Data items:
┌──

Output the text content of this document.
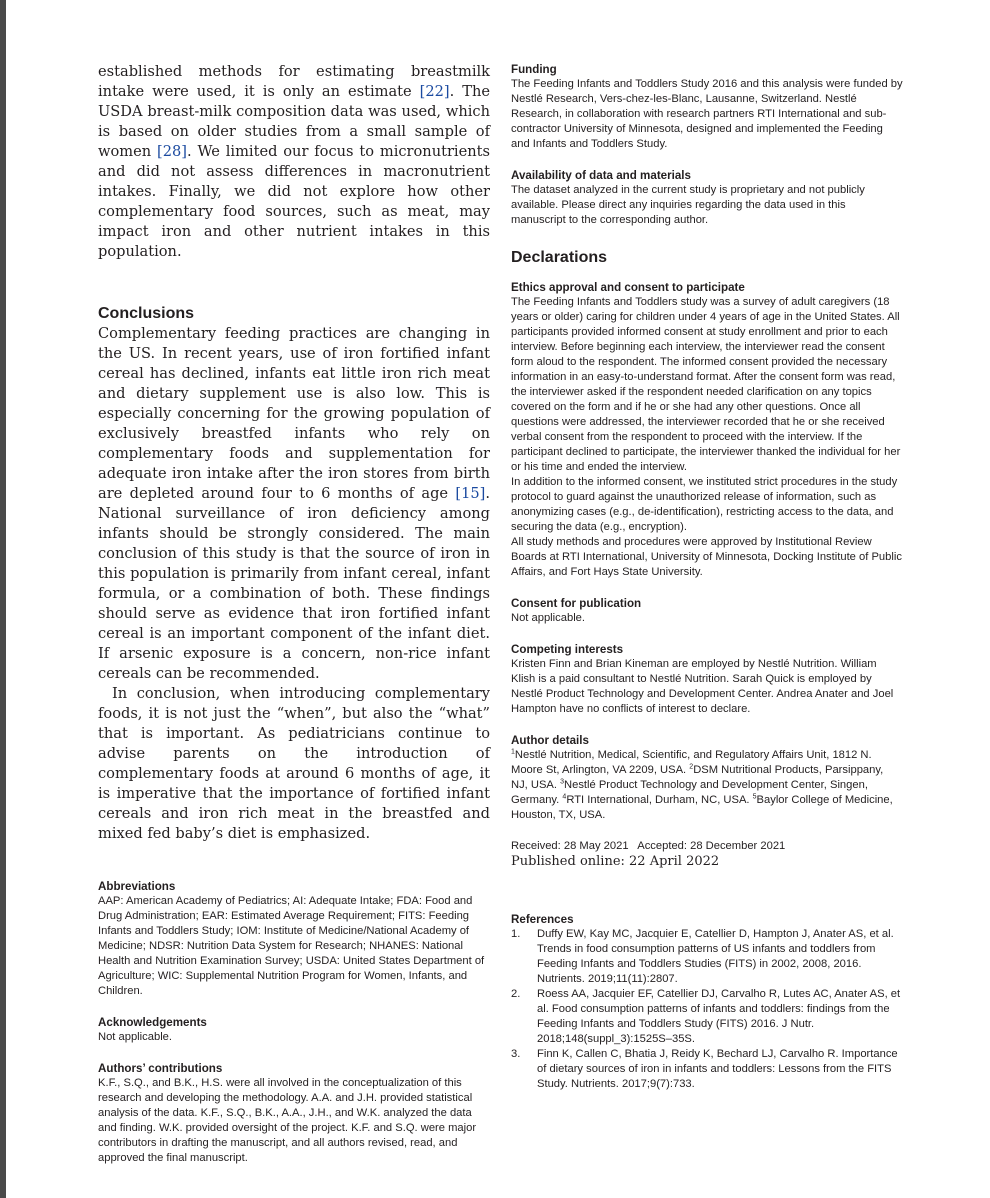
established methods for estimating breastmilk intake were used, it is only an estimate [22]. The USDA breast-milk composition data was used, which is based on older studies from a small sample of women [28]. We limited our focus to micronutrients and did not assess differences in macronutrient intakes. Finally, we did not explore how other complementary food sources, such as meat, may impact iron and other nutrient intakes in this population.

Conclusions

Complementary feeding practices are changing in the US. In recent years, use of iron fortified infant cereal has declined, infants eat little iron rich meat and dietary supplement use is also low. This is especially concerning for the growing population of exclusively breastfed infants who rely on complementary foods and supplementation for adequate iron intake after the iron stores from birth are depleted around four to 6 months of age [15]. National surveillance of iron deficiency among infants should be strongly considered. The main conclusion of this study is that the source of iron in this population is primarily from infant cereal, infant formula, or a combination of both. These findings should serve as evidence that iron fortified infant cereal is an important component of the infant diet. If arsenic exposure is a concern, non-rice infant cereals can be recommended.

In conclusion, when introducing complementary foods, it is not just the “when”, but also the “what” that is important. As pediatricians continue to advise parents on the introduction of complementary foods at around 6 months of age, it is imperative that the importance of fortified infant cereals and iron rich meat in the breastfed and mixed fed baby’s diet is emphasized.

Abbreviations

AAP: American Academy of Pediatrics; AI: Adequate Intake; FDA: Food and Drug Administration; EAR: Estimated Average Requirement; FITS: Feeding Infants and Toddlers Study; IOM: Institute of Medicine/National Academy of Medicine; NDSR: Nutrition Data System for Research; NHANES: National Health and Nutrition Examination Survey; USDA: United States Department of Agriculture; WIC: Supplemental Nutrition Program for Women, Infants, and Children.

Acknowledgements

Not applicable.

Authors’ contributions

K.F., S.Q., and B.K., H.S. were all involved in the conceptualization of this research and developing the methodology. A.A. and J.H. provided statistical analysis of the data. K.F., S.Q., B.K., A.A., J.H., and W.K. analyzed the data and finding. W.K. provided oversight of the project. K.F. and S.Q. were major contributors in drafting the manuscript, and all authors revised, read, and approved the final manuscript.

Funding

The Feeding Infants and Toddlers Study 2016 and this analysis were funded by Nestlé Research, Vers-chez-les-Blanc, Lausanne, Switzerland. Nestlé Research, in collaboration with research partners RTI International and sub-contractor University of Minnesota, designed and implemented the Feeding and Infants and Toddlers Study.

Availability of data and materials

The dataset analyzed in the current study is proprietary and not publicly available. Please direct any inquiries regarding the data used in this manuscript to the corresponding author.

Declarations
Ethics approval and consent to participate

The Feeding Infants and Toddlers study was a survey of adult caregivers (18 years or older) caring for children under 4 years of age in the United States. All participants provided informed consent at study enrollment and prior to each interview. Before beginning each interview, the interviewer read the consent form aloud to the respondent. The informed consent provided the necessary information in an easy-to-understand format. After the consent form was read, the interviewer asked if the respondent needed clarification on any topics covered on the form and if he or she had any other questions. Once all questions were addressed, the interviewer recorded that he or she received verbal consent from the respondent to proceed with the interview. If the participant declined to participate, the interviewer thanked the individual for her or his time and ended the interview.

In addition to the informed consent, we instituted strict procedures in the study protocol to guard against the unauthorized release of information, such as anonymizing cases (e.g., de-identification), restricting access to the data, and securing the data (e.g., encryption).

All study methods and procedures were approved by Institutional Review Boards at RTI International, University of Minnesota, Docking Institute of Public Affairs, and Fort Hays State University.

Consent for publication

Not applicable.

Competing interests

Kristen Finn and Brian Kineman are employed by Nestlé Nutrition. William Klish is a paid consultant to Nestlé Nutrition. Sarah Quick is employed by Nestlé Product Technology and Development Center. Andrea Anater and Joel Hampton have no conflicts of interest to declare.

Author details

$^1$Nestlé Nutrition, Medical, Scientific, and Regulatory Affairs Unit, 1812 N. Moore St, Arlington, VA 2209, USA. $^2$DSM Nutritional Products, Parsippany, NJ, USA. $^3$Nestlé Product Technology and Development Center, Singen, Germany. $^4$RTI International, Durham, NC, USA. $^5$Baylor College of Medicine, Houston, TX, USA.

Received: 28 May 2021   Accepted: 28 December 2021

Published online: 22 April 2022

References
1.	Duffy EW, Kay MC, Jacquier E, Catellier D, Hampton J, Anater AS, et al. Trends in food consumption patterns of US infants and toddlers from Feeding Infants and Toddlers Studies (FITS) in 2002, 2008, 2016. Nutrients. 2019;11(11):2807.
2.	Roess AA, Jacquier EF, Catellier DJ, Carvalho R, Lutes AC, Anater AS, et al. Food consumption patterns of infants and toddlers: findings from the Feeding Infants and Toddlers Study (FITS) 2016. J Nutr. 2018;148(suppl_3):1525S–35S.
3.	Finn K, Callen C, Bhatia J, Reidy K, Bechard LJ, Carvalho R. Importance of dietary sources of iron in infants and toddlers: Lessons from the FITS Study. Nutrients. 2017;9(7):733.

└──

- WHAT YOU NEED TO DO -
Look through the material above and pick out each line holding the word "sources".

- WRITTEN ANSWER -
established methods for estimating breastmilk intake were used, it is only an estimate [22]. The USDA breast-milk composition data was used, which is based on older studies from a small sample of women [28]. We limited our focus to micronutrients and did not assess differences in macronutrient intakes. Finally, we did not explore how other complementary food sources, such as meat, may impact iron and other nutrient intakes in this population.
3.	Finn K, Callen C, Bhatia J, Reidy K, Bechard LJ, Carvalho R. Importance of dietary sources of iron in infants and toddlers: Lessons from the FITS Study. Nutrients. 2017;9(7):733.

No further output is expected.